• **Verwendete Datensätze**:
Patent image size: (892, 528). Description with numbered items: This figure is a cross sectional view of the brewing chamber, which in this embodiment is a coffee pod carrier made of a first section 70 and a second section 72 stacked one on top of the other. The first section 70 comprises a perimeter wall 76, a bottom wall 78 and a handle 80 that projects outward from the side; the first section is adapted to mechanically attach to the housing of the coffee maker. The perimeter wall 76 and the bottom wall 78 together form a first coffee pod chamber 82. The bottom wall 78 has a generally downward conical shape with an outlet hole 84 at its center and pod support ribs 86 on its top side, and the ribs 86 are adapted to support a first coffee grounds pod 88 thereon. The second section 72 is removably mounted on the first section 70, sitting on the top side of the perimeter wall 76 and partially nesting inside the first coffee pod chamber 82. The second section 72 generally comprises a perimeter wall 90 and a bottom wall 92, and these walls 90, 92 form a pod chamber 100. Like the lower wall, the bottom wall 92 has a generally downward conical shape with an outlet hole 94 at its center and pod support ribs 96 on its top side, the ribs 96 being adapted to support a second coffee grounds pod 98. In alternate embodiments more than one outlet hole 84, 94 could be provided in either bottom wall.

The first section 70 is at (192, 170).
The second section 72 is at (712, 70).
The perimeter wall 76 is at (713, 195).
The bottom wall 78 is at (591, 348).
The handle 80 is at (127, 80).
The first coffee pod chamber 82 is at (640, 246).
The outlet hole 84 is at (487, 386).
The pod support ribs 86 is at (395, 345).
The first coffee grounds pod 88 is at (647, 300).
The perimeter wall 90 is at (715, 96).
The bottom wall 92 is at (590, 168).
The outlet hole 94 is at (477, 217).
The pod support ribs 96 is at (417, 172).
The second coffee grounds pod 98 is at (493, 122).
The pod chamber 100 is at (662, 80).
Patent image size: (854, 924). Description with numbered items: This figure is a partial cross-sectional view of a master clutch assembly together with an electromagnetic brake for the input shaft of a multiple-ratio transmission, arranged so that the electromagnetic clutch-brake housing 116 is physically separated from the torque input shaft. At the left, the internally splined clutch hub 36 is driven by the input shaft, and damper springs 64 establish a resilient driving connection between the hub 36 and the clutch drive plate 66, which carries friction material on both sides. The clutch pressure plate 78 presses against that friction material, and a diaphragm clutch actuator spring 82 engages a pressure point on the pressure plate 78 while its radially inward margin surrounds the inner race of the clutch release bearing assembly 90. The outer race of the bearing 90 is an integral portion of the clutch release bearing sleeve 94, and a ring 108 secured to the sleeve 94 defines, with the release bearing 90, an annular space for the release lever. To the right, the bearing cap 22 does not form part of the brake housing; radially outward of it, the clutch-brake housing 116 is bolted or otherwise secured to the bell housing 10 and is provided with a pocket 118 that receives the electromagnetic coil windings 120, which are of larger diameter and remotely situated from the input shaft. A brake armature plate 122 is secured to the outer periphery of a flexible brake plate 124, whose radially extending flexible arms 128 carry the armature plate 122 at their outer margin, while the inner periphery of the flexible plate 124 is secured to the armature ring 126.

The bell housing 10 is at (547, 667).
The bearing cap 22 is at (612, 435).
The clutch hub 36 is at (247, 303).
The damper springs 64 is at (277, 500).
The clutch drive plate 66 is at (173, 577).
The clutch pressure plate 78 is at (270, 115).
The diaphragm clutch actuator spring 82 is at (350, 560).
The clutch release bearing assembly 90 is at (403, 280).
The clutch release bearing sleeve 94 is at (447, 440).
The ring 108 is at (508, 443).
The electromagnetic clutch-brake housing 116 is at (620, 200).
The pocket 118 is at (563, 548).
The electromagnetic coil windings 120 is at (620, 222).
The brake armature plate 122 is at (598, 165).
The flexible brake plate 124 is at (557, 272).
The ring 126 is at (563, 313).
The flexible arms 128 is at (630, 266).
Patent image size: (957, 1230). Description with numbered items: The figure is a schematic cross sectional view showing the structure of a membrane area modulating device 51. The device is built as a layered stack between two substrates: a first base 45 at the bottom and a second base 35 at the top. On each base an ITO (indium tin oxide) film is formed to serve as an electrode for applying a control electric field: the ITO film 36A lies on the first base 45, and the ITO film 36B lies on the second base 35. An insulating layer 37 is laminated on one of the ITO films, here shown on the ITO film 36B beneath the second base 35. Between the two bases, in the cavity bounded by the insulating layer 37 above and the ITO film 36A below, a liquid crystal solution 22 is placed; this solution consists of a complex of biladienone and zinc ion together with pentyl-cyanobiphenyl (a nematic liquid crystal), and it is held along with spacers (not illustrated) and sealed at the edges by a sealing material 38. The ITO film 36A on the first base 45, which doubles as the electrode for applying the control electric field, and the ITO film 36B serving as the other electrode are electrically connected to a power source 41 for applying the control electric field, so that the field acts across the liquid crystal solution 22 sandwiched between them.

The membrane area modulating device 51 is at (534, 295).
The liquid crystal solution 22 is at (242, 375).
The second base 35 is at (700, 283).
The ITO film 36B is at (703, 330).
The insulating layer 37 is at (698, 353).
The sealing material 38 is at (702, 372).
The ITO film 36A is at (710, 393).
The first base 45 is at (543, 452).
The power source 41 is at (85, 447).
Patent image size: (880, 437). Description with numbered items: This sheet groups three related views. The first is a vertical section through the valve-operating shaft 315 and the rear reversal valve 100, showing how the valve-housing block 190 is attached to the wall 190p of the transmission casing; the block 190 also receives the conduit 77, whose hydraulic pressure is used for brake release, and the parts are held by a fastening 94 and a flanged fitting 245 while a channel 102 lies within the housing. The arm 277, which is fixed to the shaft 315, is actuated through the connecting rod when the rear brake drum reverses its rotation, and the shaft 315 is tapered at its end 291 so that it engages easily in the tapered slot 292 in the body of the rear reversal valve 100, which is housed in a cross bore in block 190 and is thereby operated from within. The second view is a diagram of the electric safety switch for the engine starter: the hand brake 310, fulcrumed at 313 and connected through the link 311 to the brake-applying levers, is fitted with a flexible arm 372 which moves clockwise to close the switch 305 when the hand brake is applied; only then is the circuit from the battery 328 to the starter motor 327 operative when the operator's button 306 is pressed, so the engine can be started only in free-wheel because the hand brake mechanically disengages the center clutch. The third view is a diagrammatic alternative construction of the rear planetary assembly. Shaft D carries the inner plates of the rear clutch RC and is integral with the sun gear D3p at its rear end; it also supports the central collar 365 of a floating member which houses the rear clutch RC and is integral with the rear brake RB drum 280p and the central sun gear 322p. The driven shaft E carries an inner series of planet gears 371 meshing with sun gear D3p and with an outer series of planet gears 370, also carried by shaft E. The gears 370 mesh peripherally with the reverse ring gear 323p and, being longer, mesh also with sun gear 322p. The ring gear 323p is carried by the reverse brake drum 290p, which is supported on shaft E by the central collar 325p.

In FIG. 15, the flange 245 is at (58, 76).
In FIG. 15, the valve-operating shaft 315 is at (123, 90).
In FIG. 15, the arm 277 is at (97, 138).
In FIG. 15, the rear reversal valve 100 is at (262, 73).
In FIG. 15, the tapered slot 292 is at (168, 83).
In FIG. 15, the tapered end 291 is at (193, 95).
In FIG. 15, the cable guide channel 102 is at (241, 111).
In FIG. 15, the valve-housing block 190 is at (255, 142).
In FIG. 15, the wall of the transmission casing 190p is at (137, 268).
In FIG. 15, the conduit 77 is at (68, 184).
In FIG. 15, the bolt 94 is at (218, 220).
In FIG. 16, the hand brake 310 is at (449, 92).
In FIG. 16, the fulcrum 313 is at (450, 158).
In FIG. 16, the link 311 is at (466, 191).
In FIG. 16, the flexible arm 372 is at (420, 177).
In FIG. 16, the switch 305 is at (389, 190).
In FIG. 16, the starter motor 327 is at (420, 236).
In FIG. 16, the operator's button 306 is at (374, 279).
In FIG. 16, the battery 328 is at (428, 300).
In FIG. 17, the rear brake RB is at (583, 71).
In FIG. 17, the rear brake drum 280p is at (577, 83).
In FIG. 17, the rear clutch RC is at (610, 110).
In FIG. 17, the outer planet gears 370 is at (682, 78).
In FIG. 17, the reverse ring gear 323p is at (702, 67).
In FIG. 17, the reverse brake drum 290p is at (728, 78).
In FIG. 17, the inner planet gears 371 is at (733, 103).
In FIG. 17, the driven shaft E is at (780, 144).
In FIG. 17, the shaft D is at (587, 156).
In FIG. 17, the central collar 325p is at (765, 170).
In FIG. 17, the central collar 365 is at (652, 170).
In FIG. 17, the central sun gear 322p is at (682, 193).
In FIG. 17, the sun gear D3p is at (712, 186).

• **Gegebene Aufgabe**:
Gib den Abschnitt vom Anfang der Datensätze bis einschließlich der Zeile mit „The pod chamber 100 is at (662, 80).“ erneut wieder. Ersetze darin „brewing chamber“ durch „brew chamber“ und lass alles andere unverändert.

• **Antwort**:
Patent image size: (892, 528). Description with numbered items: This figure is a cross sectional view of the brew chamber, which in this embodiment is a coffee pod carrier made of a first section 70 and a second section 72 stacked one on top of the other. The first section 70 comprises a perimeter wall 76, a bottom wall 78 and a handle 80 that projects outward from the side; the first section is adapted to mechanically attach to the housing of the coffee maker. The perimeter wall 76 and the bottom wall 78 together form a first coffee pod chamber 82. The bottom wall 78 has a generally downward conical shape with an outlet hole 84 at its center and pod support ribs 86 on its top side, and the ribs 86 are adapted to support a first coffee grounds pod 88 thereon. The second section 72 is removably mounted on the first section 70, sitting on the top side of the perimeter wall 76 and partially nesting inside the first coffee pod chamber 82. The second section 72 generally comprises a perimeter wall 90 and a bottom wall 92, and these walls 90, 92 form a pod chamber 100. Like the lower wall, the bottom wall 92 has a generally downward conical shape with an outlet hole 94 at its center and pod support ribs 96 on its top side, the ribs 96 being adapted to support a second coffee grounds pod 98. In alternate embodiments more than one outlet hole 84, 94 could be provided in either bottom wall.

The first section 70 is at (192, 170).
The second section 72 is at (712, 70).
The perimeter wall 76 is at (713, 195).
The bottom wall 78 is at (591, 348).
The handle 80 is at (127, 80).
The first coffee pod chamber 82 is at (640, 246).
The outlet hole 84 is at (487, 386).
The pod support ribs 86 is at (395, 345).
The first coffee grounds pod 88 is at (647, 300).
The perimeter wall 90 is at (715, 96).
The bottom wall 92 is at (590, 168).
The outlet hole 94 is at (477, 217).
The pod support ribs 96 is at (417, 172).
The second coffee grounds pod 98 is at (493, 122).
The pod chamber 100 is at (662, 80).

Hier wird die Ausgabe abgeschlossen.